___ Exercise input
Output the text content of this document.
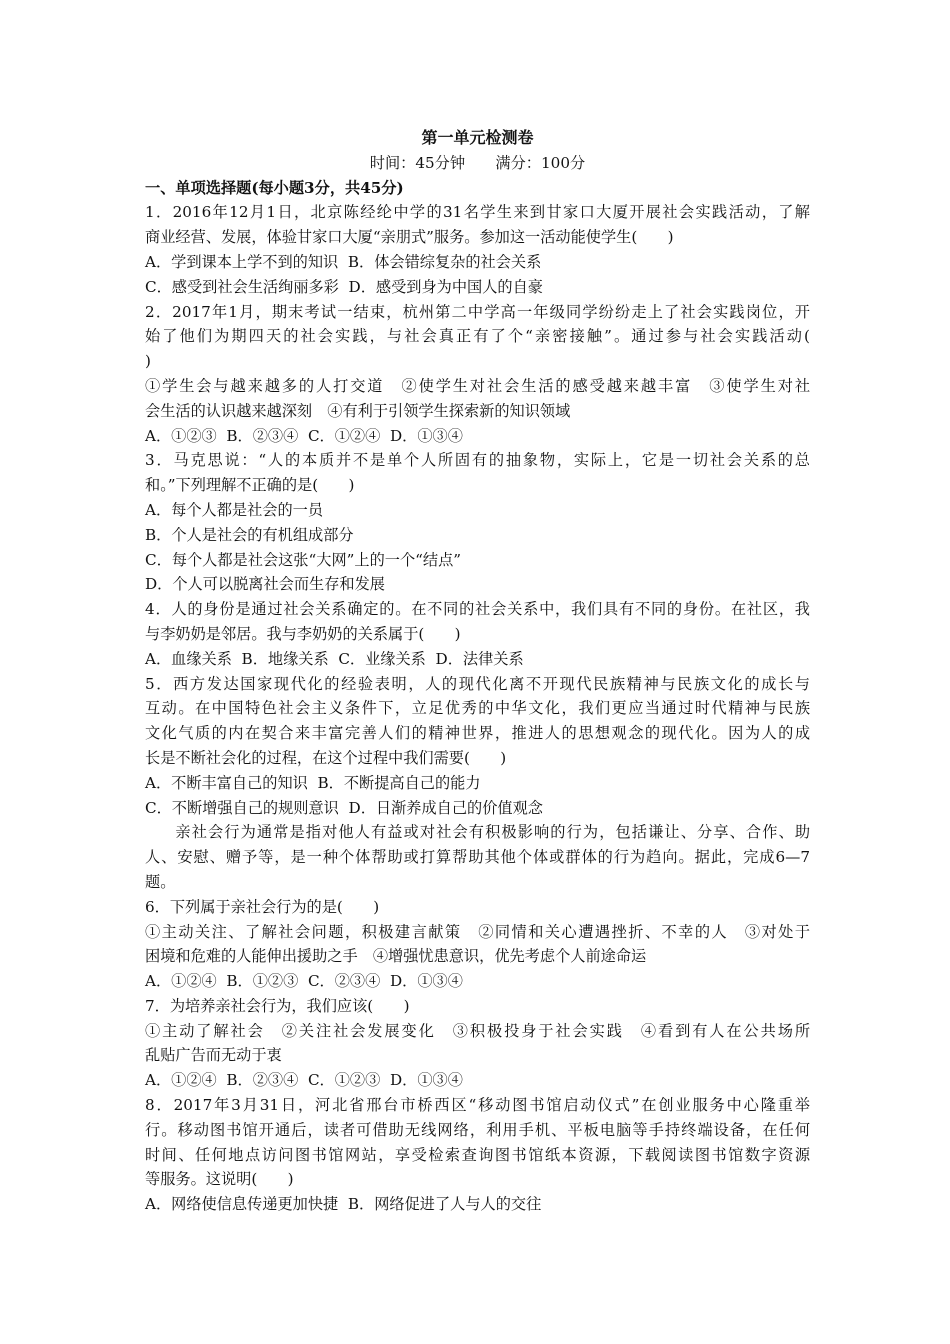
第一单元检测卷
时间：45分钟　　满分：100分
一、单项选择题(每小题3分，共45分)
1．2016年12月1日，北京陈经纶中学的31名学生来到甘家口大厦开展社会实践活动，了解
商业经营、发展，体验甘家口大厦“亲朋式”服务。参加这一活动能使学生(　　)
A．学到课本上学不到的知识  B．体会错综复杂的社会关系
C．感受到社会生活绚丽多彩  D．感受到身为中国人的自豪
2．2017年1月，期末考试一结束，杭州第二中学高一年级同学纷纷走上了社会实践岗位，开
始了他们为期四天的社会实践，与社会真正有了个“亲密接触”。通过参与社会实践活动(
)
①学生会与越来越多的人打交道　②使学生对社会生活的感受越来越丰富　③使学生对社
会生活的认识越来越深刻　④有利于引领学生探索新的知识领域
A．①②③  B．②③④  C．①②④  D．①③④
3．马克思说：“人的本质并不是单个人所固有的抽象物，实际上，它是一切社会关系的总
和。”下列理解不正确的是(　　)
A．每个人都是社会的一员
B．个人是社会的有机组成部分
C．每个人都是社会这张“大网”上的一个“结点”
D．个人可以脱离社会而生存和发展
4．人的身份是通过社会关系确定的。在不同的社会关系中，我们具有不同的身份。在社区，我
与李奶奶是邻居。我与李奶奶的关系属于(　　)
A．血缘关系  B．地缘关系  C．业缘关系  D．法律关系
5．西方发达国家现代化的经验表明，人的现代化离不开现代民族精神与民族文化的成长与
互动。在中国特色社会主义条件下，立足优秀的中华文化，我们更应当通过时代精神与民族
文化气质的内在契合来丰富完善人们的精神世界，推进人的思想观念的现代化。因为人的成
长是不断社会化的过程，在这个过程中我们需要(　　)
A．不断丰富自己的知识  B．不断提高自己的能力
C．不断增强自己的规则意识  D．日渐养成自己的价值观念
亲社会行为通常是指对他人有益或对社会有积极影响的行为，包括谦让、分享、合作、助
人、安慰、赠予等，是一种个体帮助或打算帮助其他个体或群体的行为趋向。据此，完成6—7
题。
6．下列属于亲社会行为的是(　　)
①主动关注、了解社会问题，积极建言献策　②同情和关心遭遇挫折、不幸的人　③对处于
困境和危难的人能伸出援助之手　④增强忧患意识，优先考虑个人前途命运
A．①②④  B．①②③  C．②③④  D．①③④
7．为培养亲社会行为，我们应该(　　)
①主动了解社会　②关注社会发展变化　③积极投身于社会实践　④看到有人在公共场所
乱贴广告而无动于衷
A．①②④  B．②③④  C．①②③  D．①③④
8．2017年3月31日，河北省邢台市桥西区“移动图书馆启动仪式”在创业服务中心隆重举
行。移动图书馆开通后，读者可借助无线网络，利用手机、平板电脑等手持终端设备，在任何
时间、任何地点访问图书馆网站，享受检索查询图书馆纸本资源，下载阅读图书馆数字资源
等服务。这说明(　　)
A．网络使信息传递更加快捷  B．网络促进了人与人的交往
______
___ Exercise input
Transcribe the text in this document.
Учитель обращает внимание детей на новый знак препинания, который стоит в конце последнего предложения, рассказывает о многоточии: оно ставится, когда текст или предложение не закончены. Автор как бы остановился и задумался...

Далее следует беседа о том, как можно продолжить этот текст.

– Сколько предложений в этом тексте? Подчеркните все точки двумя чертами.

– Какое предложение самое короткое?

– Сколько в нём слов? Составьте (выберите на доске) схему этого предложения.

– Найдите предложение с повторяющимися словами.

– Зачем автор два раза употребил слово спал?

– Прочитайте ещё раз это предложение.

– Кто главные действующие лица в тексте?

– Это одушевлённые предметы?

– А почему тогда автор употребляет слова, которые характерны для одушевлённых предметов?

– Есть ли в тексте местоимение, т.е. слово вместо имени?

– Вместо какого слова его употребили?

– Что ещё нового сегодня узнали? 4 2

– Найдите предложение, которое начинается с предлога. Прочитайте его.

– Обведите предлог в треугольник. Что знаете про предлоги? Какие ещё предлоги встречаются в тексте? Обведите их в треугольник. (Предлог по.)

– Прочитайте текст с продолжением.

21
______
▶ [Task description]
Locate the word "тексте" in the data above. Copy every line carrying it.

▶ [Task response]
– Сколько предложений в этом тексте? Подчеркните все точки двумя чертами.
– Кто главные действующие лица в тексте?
– Есть ли в тексте местоимение, т.е. слово вместо имени?
– Обведите предлог в треугольник. Что знаете про предлоги? Какие ещё предлоги встречаются в тексте? Обведите их в треугольник. (Предлог по.)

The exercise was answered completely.